▸ Challenge: Look through the material and tally each line bearing the word "Model". Give only the total.

▸ Information provided:

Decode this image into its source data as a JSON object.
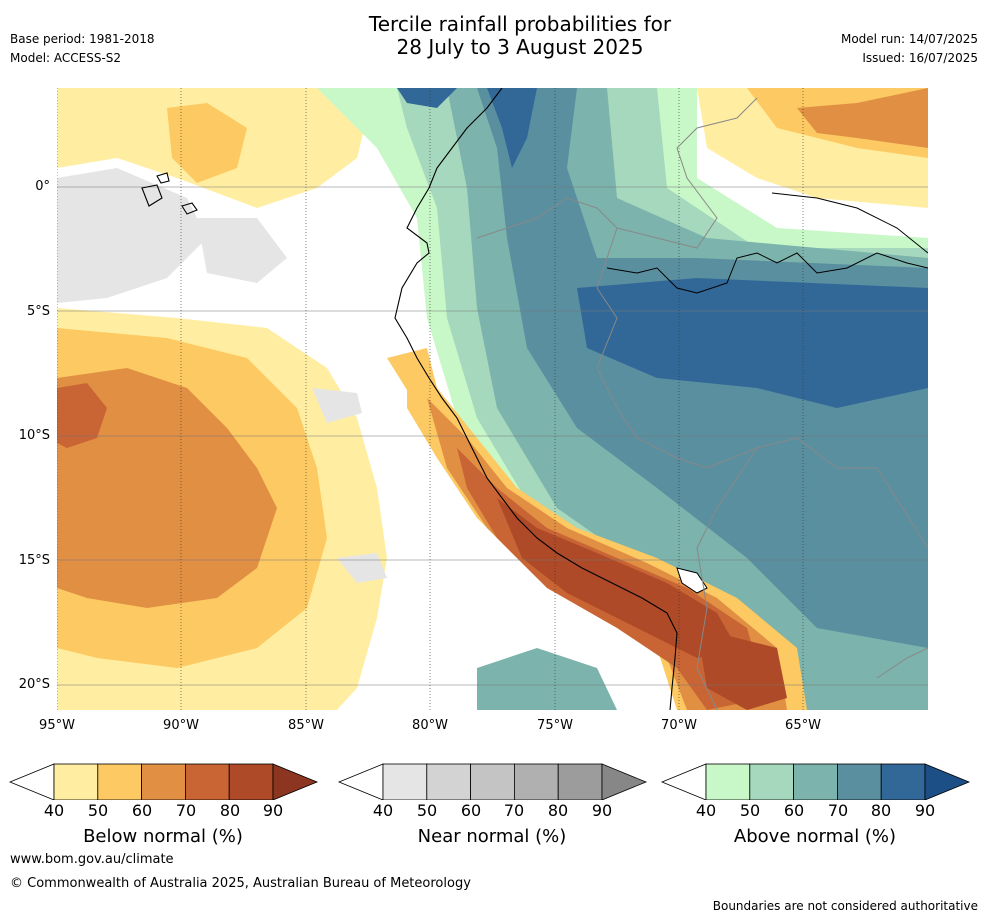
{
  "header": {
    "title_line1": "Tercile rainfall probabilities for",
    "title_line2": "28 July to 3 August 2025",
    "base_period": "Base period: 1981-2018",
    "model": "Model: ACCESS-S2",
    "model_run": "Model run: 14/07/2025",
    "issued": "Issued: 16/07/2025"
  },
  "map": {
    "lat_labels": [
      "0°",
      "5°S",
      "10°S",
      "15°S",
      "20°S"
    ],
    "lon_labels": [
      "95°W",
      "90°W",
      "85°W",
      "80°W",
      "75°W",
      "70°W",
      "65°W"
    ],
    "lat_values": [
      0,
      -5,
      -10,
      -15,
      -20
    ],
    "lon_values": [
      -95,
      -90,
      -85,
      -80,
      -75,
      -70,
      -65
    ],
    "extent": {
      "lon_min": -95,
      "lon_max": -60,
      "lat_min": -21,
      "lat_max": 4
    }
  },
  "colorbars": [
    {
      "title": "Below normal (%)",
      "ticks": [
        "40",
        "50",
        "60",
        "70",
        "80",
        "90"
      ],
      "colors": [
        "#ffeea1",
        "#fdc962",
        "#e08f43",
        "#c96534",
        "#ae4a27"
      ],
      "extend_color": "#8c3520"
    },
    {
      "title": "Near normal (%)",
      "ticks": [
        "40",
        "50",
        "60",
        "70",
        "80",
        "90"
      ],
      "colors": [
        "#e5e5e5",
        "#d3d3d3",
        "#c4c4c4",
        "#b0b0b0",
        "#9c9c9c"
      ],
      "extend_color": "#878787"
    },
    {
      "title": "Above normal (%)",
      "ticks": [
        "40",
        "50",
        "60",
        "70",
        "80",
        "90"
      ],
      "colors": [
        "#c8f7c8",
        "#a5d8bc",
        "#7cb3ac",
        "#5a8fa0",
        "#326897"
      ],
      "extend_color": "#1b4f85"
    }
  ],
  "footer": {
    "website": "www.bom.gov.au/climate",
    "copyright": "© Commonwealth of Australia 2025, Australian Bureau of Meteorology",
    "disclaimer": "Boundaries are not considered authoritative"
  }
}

* * *

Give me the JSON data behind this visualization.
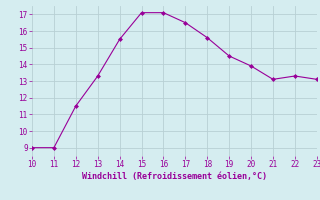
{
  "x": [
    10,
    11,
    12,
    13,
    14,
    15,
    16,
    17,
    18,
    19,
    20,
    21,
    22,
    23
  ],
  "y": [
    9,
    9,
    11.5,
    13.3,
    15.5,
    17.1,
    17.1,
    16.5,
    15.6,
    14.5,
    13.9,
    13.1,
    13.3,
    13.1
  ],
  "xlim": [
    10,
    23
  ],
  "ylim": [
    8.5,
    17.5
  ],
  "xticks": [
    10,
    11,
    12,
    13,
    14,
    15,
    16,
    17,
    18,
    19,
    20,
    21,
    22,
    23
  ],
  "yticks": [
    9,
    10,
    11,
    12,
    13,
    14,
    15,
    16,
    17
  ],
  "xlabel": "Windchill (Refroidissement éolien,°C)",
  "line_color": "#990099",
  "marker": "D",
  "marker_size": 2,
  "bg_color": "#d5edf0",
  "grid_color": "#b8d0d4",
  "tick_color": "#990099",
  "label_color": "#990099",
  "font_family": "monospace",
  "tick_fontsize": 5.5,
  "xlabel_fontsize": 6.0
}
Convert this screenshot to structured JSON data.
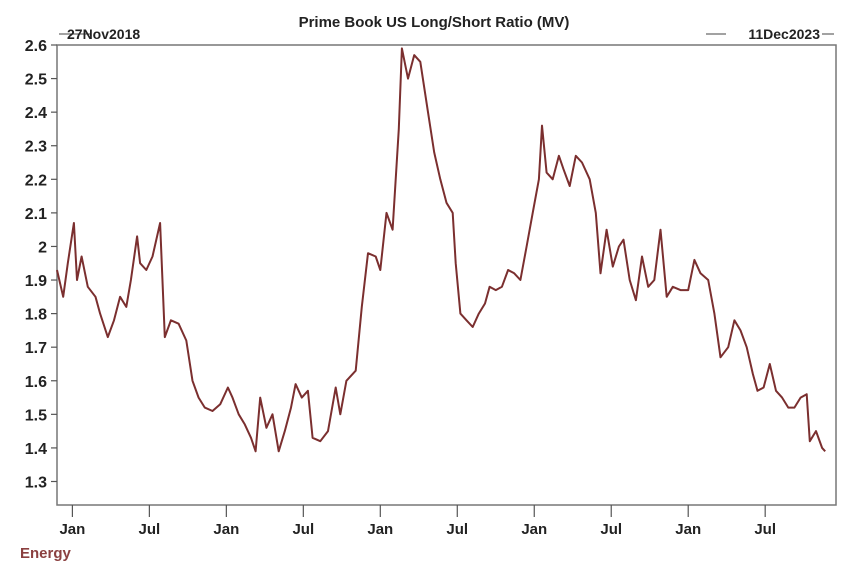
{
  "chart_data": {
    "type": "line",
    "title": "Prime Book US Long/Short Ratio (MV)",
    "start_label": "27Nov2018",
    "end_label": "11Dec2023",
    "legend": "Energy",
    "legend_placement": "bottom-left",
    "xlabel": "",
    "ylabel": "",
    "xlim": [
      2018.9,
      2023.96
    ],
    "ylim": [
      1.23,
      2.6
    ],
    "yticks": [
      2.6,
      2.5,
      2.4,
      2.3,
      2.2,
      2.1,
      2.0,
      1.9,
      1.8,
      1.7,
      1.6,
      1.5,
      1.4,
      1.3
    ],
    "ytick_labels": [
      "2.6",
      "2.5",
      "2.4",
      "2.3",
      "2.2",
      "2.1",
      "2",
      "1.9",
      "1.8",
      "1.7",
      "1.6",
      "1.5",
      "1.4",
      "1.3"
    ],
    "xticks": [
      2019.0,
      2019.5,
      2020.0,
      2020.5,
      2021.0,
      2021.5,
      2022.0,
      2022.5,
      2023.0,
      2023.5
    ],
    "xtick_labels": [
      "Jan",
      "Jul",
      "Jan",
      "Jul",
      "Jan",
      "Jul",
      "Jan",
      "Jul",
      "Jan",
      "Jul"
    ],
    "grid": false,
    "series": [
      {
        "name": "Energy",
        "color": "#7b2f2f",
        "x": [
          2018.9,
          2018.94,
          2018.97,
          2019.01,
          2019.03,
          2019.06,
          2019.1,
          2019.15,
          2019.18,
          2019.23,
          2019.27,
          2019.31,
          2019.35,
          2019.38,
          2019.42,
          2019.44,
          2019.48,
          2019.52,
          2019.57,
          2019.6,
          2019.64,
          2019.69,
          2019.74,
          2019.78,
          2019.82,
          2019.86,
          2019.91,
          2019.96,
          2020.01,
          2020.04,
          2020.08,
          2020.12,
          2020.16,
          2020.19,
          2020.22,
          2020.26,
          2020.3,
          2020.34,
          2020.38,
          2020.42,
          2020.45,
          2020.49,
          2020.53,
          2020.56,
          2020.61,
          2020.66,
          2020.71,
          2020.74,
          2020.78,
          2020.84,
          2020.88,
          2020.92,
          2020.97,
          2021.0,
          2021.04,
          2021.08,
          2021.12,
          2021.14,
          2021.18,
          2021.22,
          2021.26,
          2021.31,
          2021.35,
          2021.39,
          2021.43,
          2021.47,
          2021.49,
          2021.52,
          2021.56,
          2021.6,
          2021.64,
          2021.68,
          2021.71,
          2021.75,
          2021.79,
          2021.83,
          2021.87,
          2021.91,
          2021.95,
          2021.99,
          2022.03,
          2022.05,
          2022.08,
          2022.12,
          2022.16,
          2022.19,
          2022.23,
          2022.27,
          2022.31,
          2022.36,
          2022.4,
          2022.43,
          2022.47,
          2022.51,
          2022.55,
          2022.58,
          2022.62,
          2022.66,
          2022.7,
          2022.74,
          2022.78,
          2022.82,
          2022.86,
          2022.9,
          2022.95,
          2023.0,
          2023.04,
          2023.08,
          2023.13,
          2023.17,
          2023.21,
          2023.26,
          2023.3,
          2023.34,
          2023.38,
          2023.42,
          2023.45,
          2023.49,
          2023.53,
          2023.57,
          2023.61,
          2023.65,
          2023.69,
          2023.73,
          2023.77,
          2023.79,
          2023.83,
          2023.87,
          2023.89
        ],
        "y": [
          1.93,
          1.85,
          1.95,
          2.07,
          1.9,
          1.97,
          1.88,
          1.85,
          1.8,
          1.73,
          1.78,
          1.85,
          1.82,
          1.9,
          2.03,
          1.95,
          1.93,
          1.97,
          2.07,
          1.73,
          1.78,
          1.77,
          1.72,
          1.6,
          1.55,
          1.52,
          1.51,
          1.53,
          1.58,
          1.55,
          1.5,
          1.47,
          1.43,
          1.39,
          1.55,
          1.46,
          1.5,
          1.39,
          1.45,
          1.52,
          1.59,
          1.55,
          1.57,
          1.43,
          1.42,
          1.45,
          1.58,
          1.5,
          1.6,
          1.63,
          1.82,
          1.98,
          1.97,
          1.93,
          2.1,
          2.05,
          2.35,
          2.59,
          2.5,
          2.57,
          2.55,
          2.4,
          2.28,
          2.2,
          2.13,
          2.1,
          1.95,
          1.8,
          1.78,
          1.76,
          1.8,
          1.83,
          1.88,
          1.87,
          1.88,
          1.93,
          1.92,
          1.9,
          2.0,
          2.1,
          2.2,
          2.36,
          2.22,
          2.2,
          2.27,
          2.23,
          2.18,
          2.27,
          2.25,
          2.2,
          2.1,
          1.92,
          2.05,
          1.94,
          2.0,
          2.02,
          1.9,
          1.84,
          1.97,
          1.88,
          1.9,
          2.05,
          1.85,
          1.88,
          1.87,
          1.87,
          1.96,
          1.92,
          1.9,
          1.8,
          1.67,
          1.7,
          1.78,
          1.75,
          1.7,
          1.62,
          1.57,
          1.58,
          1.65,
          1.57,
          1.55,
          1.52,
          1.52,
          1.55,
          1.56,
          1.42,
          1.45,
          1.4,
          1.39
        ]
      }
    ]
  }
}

▸ Response: 2